Print the entries that appear below, exactly as written and without their pictures.

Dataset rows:
******************************
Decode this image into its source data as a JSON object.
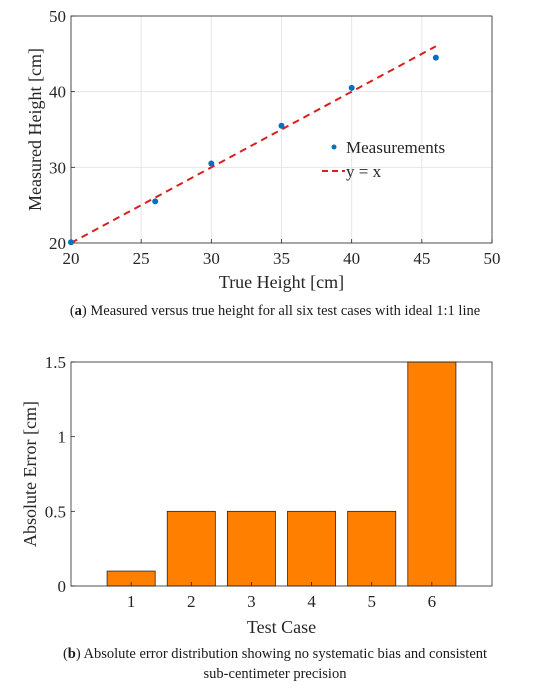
{
  "captions": {
    "a": {
      "tag": "a",
      "text": "Measured versus true height for all six test cases with ideal 1:1 line"
    },
    "b": {
      "tag": "b",
      "line1": "Absolute error distribution showing no systematic bias and consistent",
      "line2": "sub-centimeter precision"
    }
  },
  "colors": {
    "points": "#0072BD",
    "line": "#D9201E",
    "bars": "#FF8000",
    "axes": "#262626",
    "grid": "#E6E6E6"
  },
  "chart_data": [
    {
      "type": "scatter",
      "xlabel": "True Height [cm]",
      "ylabel": "Measured Height [cm]",
      "xlim": [
        20,
        50
      ],
      "ylim": [
        20,
        50
      ],
      "xticks": [
        20,
        25,
        30,
        35,
        40,
        45,
        50
      ],
      "yticks": [
        20,
        30,
        40,
        50
      ],
      "grid": true,
      "legend": {
        "position": "center-right",
        "entries": [
          "Measurements",
          "y = x"
        ]
      },
      "series": [
        {
          "name": "Measurements",
          "style": "points",
          "x": [
            20,
            26,
            30,
            35,
            40,
            46
          ],
          "y": [
            20.1,
            25.5,
            30.5,
            35.5,
            40.5,
            44.5
          ]
        },
        {
          "name": "y = x",
          "style": "dashed-line",
          "x": [
            20,
            46
          ],
          "y": [
            20,
            46
          ]
        }
      ]
    },
    {
      "type": "bar",
      "xlabel": "Test Case",
      "ylabel": "Absolute Error [cm]",
      "categories": [
        "1",
        "2",
        "3",
        "4",
        "5",
        "6"
      ],
      "values": [
        0.1,
        0.5,
        0.5,
        0.5,
        0.5,
        1.5
      ],
      "xlim": [
        0,
        7
      ],
      "ylim": [
        0,
        1.5
      ],
      "yticks": [
        "0",
        "0.5",
        "1",
        "1.5"
      ],
      "grid": false
    }
  ]
}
******************************
Exercise answer:
Decode this image into its source data as a JSON object.
{
  "captions": {
    "a": {
      "tag": "a",
      "text": "Measured versus true height for all six test cases with ideal 1:1 line"
    },
    "b": {
      "tag": "b",
      "line1": "Absolute error distribution showing no systematic bias and consistent",
      "line2": "sub-centimeter precision"
    }
  },
  "colors": {
    "points": "#0072BD",
    "line": "#D9201E",
    "bars": "#FF8000",
    "axes": "#262626",
    "grid": "#E6E6E6"
  },
  "chart_data": [
    {
      "type": "scatter",
      "xlabel": "True Height [cm]",
      "ylabel": "Measured Height [cm]",
      "xlim": [
        20,
        50
      ],
      "ylim": [
        20,
        50
      ],
      "xticks": [
        20,
        25,
        30,
        35,
        40,
        45,
        50
      ],
      "yticks": [
        20,
        30,
        40,
        50
      ],
      "grid": true,
      "legend": {
        "position": "center-right",
        "entries": [
          "Measurements",
          "y = x"
        ]
      },
      "series": [
        {
          "name": "Measurements",
          "style": "points",
          "x": [
            20,
            26,
            30,
            35,
            40,
            46
          ],
          "y": [
            20.1,
            25.5,
            30.5,
            35.5,
            40.5,
            44.5
          ]
        },
        {
          "name": "y = x",
          "style": "dashed-line",
          "x": [
            20,
            46
          ],
          "y": [
            20,
            46
          ]
        }
      ]
    },
    {
      "type": "bar",
      "xlabel": "Test Case",
      "ylabel": "Absolute Error [cm]",
      "categories": [
        "1",
        "2",
        "3",
        "4",
        "5",
        "6"
      ],
      "values": [
        0.1,
        0.5,
        0.5,
        0.5,
        0.5,
        1.5
      ],
      "xlim": [
        0,
        7
      ],
      "ylim": [
        0,
        1.5
      ],
      "yticks": [
        "0",
        "0.5",
        "1",
        "1.5"
      ],
      "grid": false
    }
  ]
}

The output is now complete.